Read the lines that follow and pick out every one containing the word "Profesor".

-- start of Excerpted data --

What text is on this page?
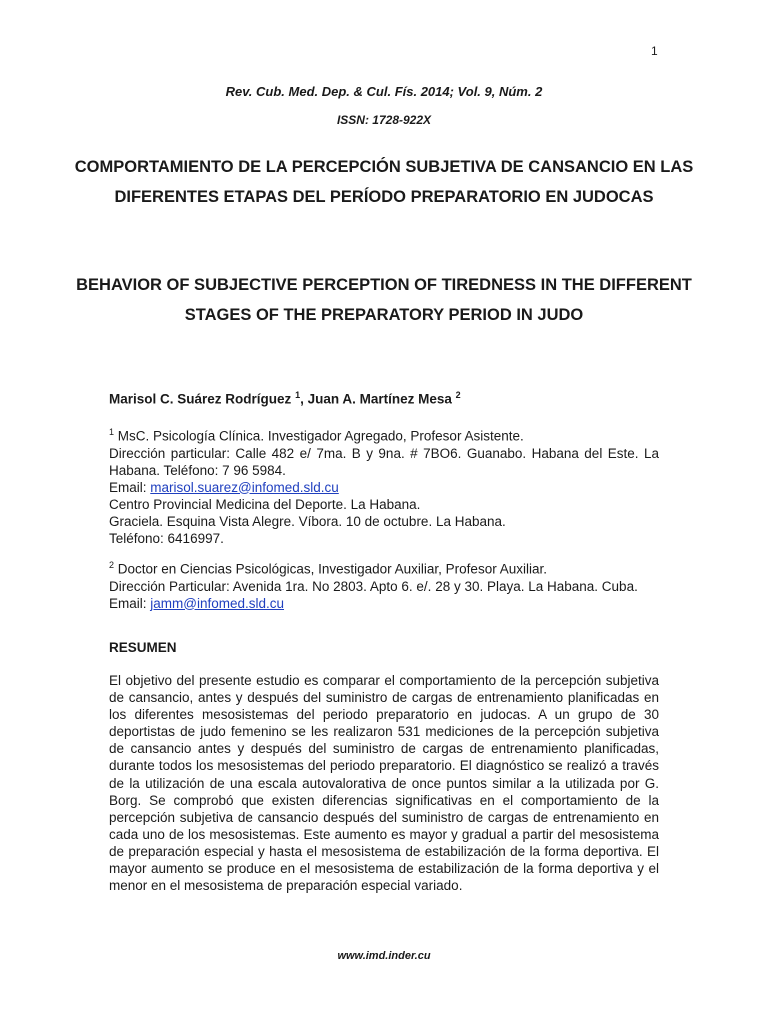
1
Rev. Cub. Med. Dep. & Cul. Fís. 2014; Vol. 9, Núm. 2
ISSN: 1728-922X
COMPORTAMIENTO DE LA PERCEPCIÓN SUBJETIVA DE CANSANCIO EN LAS DIFERENTES ETAPAS DEL PERÍODO PREPARATORIO EN JUDOCAS
BEHAVIOR OF SUBJECTIVE PERCEPTION OF TIREDNESS IN THE DIFFERENT STAGES OF THE PREPARATORY PERIOD IN JUDO
Marisol C. Suárez Rodríguez $^1$, Juan A. Martínez Mesa $^2$
$^1$ MsC. Psicología Clínica. Investigador Agregado, Profesor Asistente.
Dirección particular: Calle 482 e/ 7ma. B y 9na. # 7BO6. Guanabo. Habana del Este. La Habana. Teléfono: 7 96 5984.
Email: marisol.suarez@infomed.sld.cu
Centro Provincial Medicina del Deporte. La Habana.
Graciela. Esquina Vista Alegre. Víbora. 10 de octubre. La Habana.
Teléfono: 6416997.
$^2$ Doctor en Ciencias Psicológicas, Investigador Auxiliar, Profesor Auxiliar.
Dirección Particular: Avenida 1ra. No 2803. Apto 6. e/. 28 y 30. Playa. La Habana. Cuba.
Email: jamm@infomed.sld.cu
RESUMEN

El objetivo del presente estudio es comparar el comportamiento de la percepción subjetiva de cansancio, antes y después del suministro de cargas de entrenamiento planificadas en los diferentes mesosistemas del periodo preparatorio en judocas. A un grupo de 30 deportistas de judo femenino se les realizaron 531 mediciones de la percepción subjetiva de cansancio antes y después del suministro de cargas de entrenamiento planificadas, durante todos los mesosistemas del periodo preparatorio. El diagnóstico se realizó a través de la utilización de una escala autovalorativa de once puntos similar a la utilizada por G. Borg. Se comprobó que existen diferencias significativas en el comportamiento de la percepción subjetiva de cansancio después del suministro de cargas de entrenamiento en cada uno de los mesosistemas. Este aumento es mayor y gradual a partir del mesosistema de preparación especial y hasta el mesosistema de estabilización de la forma deportiva. El mayor aumento se produce en el mesosistema de estabilización de la forma deportiva y el menor en el mesosistema de preparación especial variado.

www.imd.inder.cu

-- end of Excerpted data --

_Written solution_.
$^1$ MsC. Psicología Clínica. Investigador Agregado, Profesor Asistente.
$^2$ Doctor en Ciencias Psicológicas, Investigador Auxiliar, Profesor Auxiliar.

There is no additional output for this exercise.